Excerpted passage.
************
Dr. Susan Sonnenschein

About the authors:

Dr. Michele Stites is an Assistant Professor in the Department of Education at the University of Maryland Baltimore County (UMBC). She received her Ed.D. in Curriculum and Instruction/Special Education from the George Washington University and her M.Ed. in special education from the University of Maryland College Park. Prior to her appointment at UMBC, she was the early childhood intervention specialist for a large school system in Maryland. Dr. Stites was an early childhood classroom teacher for 10 years working in both general and special education settings. Dr. Stites’ research interests focus on inclusive mathematics teaching practices and young children’s mathematics learning. As an assistant professor at UMBC she also works closely with teacher candidates. Dr. Stites has been widely published in both scholarly and practitioner-focused journals.
************
Stored data.

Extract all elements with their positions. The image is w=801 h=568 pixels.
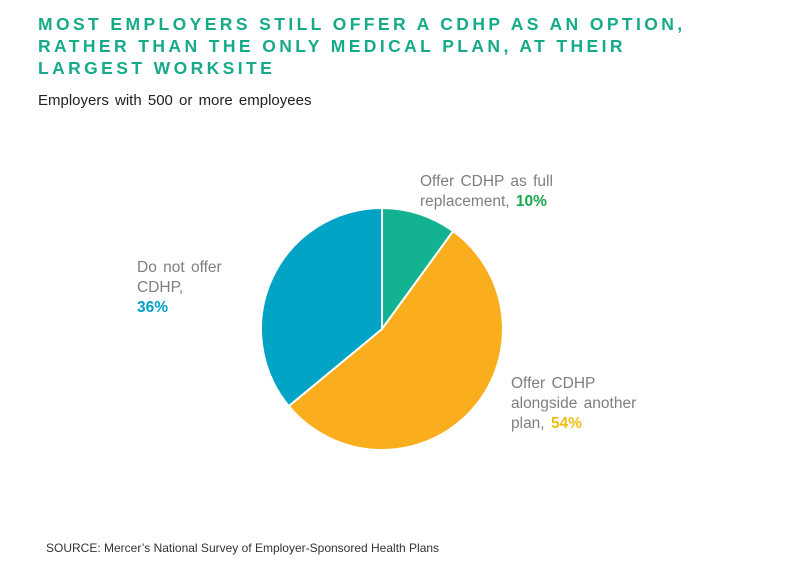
label-full-replacement: Offer CDHP as full replacement, 10% xyxy=(420,172,580,212)
slice-alongside xyxy=(287,229,504,451)
label-alongside: Offer CDHP alongside another plan, 54% xyxy=(511,374,661,434)
source-note: SOURCE: Mercer’s National Survey of Empl… xyxy=(46,541,440,555)
label-value: 54% xyxy=(550,415,582,432)
slice-full-replacement xyxy=(381,206,455,333)
label-do-not-offer: Do not offer CDHP, 36% xyxy=(137,258,237,318)
slice-do-not-offer xyxy=(260,206,383,408)
label-value: 10% xyxy=(515,193,547,210)
label-text: Offer CDHP as full replacement, xyxy=(420,173,553,210)
chart-subtitle: Employers with 500 or more employees xyxy=(38,92,312,109)
label-text: Do not offer CDHP, xyxy=(137,259,222,296)
label-text: Offer CDHP alongside another plan, xyxy=(511,375,637,432)
label-value: 36% xyxy=(137,299,169,316)
chart-title: MOST EMPLOYERS STILL OFFER A CDHP AS AN … xyxy=(38,14,686,78)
************
Exercise details.
Repeat the passage about the authors word for word, starting at "Dr. Michele Stites" and ending at "and practitioner-focused journals.".

Expected output.
Dr. Michele Stites is an Assistant Professor in the Department of Education at the University of Maryland Baltimore County (UMBC). She received her Ed.D. in Curriculum and Instruction/Special Education from the George Washington University and her M.Ed. in special education from the University of Maryland College Park. Prior to her appointment at UMBC, she was the early childhood intervention specialist for a large school system in Maryland. Dr. Stites was an early childhood classroom teacher for 10 years working in both general and special education settings. Dr. Stites’ research interests focus on inclusive mathematics teaching practices and young children’s mathematics learning. As an assistant professor at UMBC she also works closely with teacher candidates. Dr. Stites has been widely published in both scholarly and practitioner-focused journals.